====== Supplied entries
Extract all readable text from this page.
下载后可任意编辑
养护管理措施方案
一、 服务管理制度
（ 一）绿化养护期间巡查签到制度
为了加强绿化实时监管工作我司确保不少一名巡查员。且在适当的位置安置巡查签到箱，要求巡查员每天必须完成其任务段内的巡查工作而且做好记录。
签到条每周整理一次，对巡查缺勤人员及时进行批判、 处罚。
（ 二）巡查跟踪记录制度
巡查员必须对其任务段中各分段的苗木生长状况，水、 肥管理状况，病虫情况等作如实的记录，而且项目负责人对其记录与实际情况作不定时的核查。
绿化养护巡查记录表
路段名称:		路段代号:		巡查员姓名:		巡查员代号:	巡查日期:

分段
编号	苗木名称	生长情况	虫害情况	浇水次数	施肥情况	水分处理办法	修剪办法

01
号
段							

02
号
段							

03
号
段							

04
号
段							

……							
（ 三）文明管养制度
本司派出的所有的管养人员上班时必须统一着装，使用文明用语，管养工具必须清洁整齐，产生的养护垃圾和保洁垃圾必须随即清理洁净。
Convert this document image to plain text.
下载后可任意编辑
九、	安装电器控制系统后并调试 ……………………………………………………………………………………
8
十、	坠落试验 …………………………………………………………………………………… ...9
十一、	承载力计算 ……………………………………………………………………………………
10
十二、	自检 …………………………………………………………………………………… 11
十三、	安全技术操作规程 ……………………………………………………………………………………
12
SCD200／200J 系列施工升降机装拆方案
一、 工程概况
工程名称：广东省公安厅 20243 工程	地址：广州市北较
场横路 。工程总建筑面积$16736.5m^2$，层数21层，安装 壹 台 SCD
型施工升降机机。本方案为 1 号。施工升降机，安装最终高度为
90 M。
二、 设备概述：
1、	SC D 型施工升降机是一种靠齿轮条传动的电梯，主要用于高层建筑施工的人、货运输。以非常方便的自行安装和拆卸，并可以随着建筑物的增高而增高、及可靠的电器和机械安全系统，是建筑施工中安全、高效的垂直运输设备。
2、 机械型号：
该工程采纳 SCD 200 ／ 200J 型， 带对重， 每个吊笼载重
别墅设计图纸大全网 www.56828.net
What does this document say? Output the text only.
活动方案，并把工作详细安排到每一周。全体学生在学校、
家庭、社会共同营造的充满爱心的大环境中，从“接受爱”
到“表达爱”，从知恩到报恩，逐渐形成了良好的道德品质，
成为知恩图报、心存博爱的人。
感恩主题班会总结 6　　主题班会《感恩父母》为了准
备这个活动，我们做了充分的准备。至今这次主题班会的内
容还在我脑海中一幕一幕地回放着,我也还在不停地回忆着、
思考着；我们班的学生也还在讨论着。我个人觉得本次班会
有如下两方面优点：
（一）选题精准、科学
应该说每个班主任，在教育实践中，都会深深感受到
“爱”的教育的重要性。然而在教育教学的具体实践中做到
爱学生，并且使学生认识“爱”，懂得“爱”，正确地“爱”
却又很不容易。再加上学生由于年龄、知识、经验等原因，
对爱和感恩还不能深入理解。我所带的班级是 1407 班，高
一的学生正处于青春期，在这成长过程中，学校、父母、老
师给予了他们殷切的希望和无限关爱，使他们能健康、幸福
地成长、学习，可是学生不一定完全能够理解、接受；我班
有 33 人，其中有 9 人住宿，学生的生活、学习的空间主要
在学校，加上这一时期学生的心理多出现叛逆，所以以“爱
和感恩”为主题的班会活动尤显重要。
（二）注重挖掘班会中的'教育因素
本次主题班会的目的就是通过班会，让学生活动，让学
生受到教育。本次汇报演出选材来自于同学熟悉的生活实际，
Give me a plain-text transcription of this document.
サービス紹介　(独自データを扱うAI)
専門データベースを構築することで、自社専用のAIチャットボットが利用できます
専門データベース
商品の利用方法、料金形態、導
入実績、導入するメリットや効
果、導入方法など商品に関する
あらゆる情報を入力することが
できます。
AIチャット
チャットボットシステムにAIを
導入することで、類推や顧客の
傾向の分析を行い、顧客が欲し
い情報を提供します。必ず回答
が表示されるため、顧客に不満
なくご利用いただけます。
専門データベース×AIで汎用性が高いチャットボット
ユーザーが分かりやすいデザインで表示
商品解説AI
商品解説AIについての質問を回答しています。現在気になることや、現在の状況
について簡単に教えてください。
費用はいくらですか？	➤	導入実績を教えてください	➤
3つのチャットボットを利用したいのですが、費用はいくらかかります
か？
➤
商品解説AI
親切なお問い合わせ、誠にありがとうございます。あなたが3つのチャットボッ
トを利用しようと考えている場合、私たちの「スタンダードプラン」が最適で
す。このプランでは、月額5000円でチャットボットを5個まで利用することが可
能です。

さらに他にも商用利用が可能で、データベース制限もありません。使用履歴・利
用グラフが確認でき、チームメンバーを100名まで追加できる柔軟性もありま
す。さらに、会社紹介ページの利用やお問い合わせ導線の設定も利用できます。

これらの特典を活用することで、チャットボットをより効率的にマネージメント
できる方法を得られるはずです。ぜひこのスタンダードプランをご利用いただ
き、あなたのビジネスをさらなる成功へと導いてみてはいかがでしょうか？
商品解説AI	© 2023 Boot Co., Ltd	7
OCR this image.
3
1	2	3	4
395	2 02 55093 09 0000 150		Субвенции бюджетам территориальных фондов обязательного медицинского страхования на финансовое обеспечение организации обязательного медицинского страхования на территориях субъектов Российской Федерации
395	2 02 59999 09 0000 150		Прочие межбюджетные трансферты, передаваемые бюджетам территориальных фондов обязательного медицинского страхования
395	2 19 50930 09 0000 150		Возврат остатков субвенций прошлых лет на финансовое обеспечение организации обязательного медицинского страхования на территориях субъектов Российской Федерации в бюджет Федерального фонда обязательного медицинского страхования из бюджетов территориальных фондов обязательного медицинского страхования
============
Reproduce the data in its entirety, matching each character.

Extract all readable text from this page.
下载后可任意编辑
养护管理措施方案
一、 服务管理制度
（ 一）绿化养护期间巡查签到制度
为了加强绿化实时监管工作我司确保不少一名巡查员。且在适当的位置安置巡查签到箱，要求巡查员每天必须完成其任务段内的巡查工作而且做好记录。
签到条每周整理一次，对巡查缺勤人员及时进行批判、 处罚。
（ 二）巡查跟踪记录制度
巡查员必须对其任务段中各分段的苗木生长状况，水、 肥管理状况，病虫情况等作如实的记录，而且项目负责人对其记录与实际情况作不定时的核查。
绿化养护巡查记录表
路段名称:		路段代号:		巡查员姓名:		巡查员代号:	巡查日期:

分段
编号	苗木名称	生长情况	虫害情况	浇水次数	施肥情况	水分处理办法	修剪办法

01
号
段							

02
号
段							

03
号
段							

04
号
段							

……							
（ 三）文明管养制度
本司派出的所有的管养人员上班时必须统一着装，使用文明用语，管养工具必须清洁整齐，产生的养护垃圾和保洁垃圾必须随即清理洁净。
Convert this document image to plain text.
下载后可任意编辑
九、	安装电器控制系统后并调试 ……………………………………………………………………………………
8
十、	坠落试验 …………………………………………………………………………………… ...9
十一、	承载力计算 ……………………………………………………………………………………
10
十二、	自检 …………………………………………………………………………………… 11
十三、	安全技术操作规程 ……………………………………………………………………………………
12
SCD200／200J 系列施工升降机装拆方案
一、 工程概况
工程名称：广东省公安厅 20243 工程	地址：广州市北较
场横路 。工程总建筑面积$16736.5m^2$，层数21层，安装 壹 台 SCD
型施工升降机机。本方案为 1 号。施工升降机，安装最终高度为
90 M。
二、 设备概述：
1、	SC D 型施工升降机是一种靠齿轮条传动的电梯，主要用于高层建筑施工的人、货运输。以非常方便的自行安装和拆卸，并可以随着建筑物的增高而增高、及可靠的电器和机械安全系统，是建筑施工中安全、高效的垂直运输设备。
2、 机械型号：
该工程采纳 SCD 200 ／ 200J 型， 带对重， 每个吊笼载重
别墅设计图纸大全网 www.56828.net
What does this document say? Output the text only.
活动方案，并把工作详细安排到每一周。全体学生在学校、
家庭、社会共同营造的充满爱心的大环境中，从“接受爱”
到“表达爱”，从知恩到报恩，逐渐形成了良好的道德品质，
成为知恩图报、心存博爱的人。
感恩主题班会总结 6　　主题班会《感恩父母》为了准
备这个活动，我们做了充分的准备。至今这次主题班会的内
容还在我脑海中一幕一幕地回放着,我也还在不停地回忆着、
思考着；我们班的学生也还在讨论着。我个人觉得本次班会
有如下两方面优点：
（一）选题精准、科学
应该说每个班主任，在教育实践中，都会深深感受到
“爱”的教育的重要性。然而在教育教学的具体实践中做到
爱学生，并且使学生认识“爱”，懂得“爱”，正确地“爱”
却又很不容易。再加上学生由于年龄、知识、经验等原因，
对爱和感恩还不能深入理解。我所带的班级是 1407 班，高
一的学生正处于青春期，在这成长过程中，学校、父母、老
师给予了他们殷切的希望和无限关爱，使他们能健康、幸福
地成长、学习，可是学生不一定完全能够理解、接受；我班
有 33 人，其中有 9 人住宿，学生的生活、学习的空间主要
在学校，加上这一时期学生的心理多出现叛逆，所以以“爱
和感恩”为主题的班会活动尤显重要。
（二）注重挖掘班会中的'教育因素
本次主题班会的目的就是通过班会，让学生活动，让学
生受到教育。本次汇报演出选材来自于同学熟悉的生活实际，
Give me a plain-text transcription of this document.
サービス紹介　(独自データを扱うAI)
専門データベースを構築することで、自社専用のAIチャットボットが利用できます
専門データベース
商品の利用方法、料金形態、導
入実績、導入するメリットや効
果、導入方法など商品に関する
あらゆる情報を入力することが
できます。
AIチャット
チャットボットシステムにAIを
導入することで、類推や顧客の
傾向の分析を行い、顧客が欲し
い情報を提供します。必ず回答
が表示されるため、顧客に不満
なくご利用いただけます。
専門データベース×AIで汎用性が高いチャットボット
ユーザーが分かりやすいデザインで表示
商品解説AI
商品解説AIについての質問を回答しています。現在気になることや、現在の状況
について簡単に教えてください。
費用はいくらですか？	➤	導入実績を教えてください	➤
3つのチャットボットを利用したいのですが、費用はいくらかかります
か？
➤
商品解説AI
親切なお問い合わせ、誠にありがとうございます。あなたが3つのチャットボッ
トを利用しようと考えている場合、私たちの「スタンダードプラン」が最適で
す。このプランでは、月額5000円でチャットボットを5個まで利用することが可
能です。

さらに他にも商用利用が可能で、データベース制限もありません。使用履歴・利
用グラフが確認でき、チームメンバーを100名まで追加できる柔軟性もありま
す。さらに、会社紹介ページの利用やお問い合わせ導線の設定も利用できます。

これらの特典を活用することで、チャットボットをより効率的にマネージメント
できる方法を得られるはずです。ぜひこのスタンダードプランをご利用いただ
き、あなたのビジネスをさらなる成功へと導いてみてはいかがでしょうか？
商品解説AI	© 2023 Boot Co., Ltd	7
OCR this image.
3
1	2	3	4
395	2 02 55093 09 0000 150		Субвенции бюджетам территориальных фондов обязательного медицинского страхования на финансовое обеспечение организации обязательного медицинского страхования на территориях субъектов Российской Федерации
395	2 02 59999 09 0000 150		Прочие межбюджетные трансферты, передаваемые бюджетам территориальных фондов обязательного медицинского страхования
395	2 19 50930 09 0000 150		Возврат остатков субвенций прошлых лет на финансовое обеспечение организации обязательного медицинского страхования на территориях субъектов Российской Федерации в бюджет Федерального фонда обязательного медицинского страхования из бюджетов территориальных фондов обязательного медицинского страхования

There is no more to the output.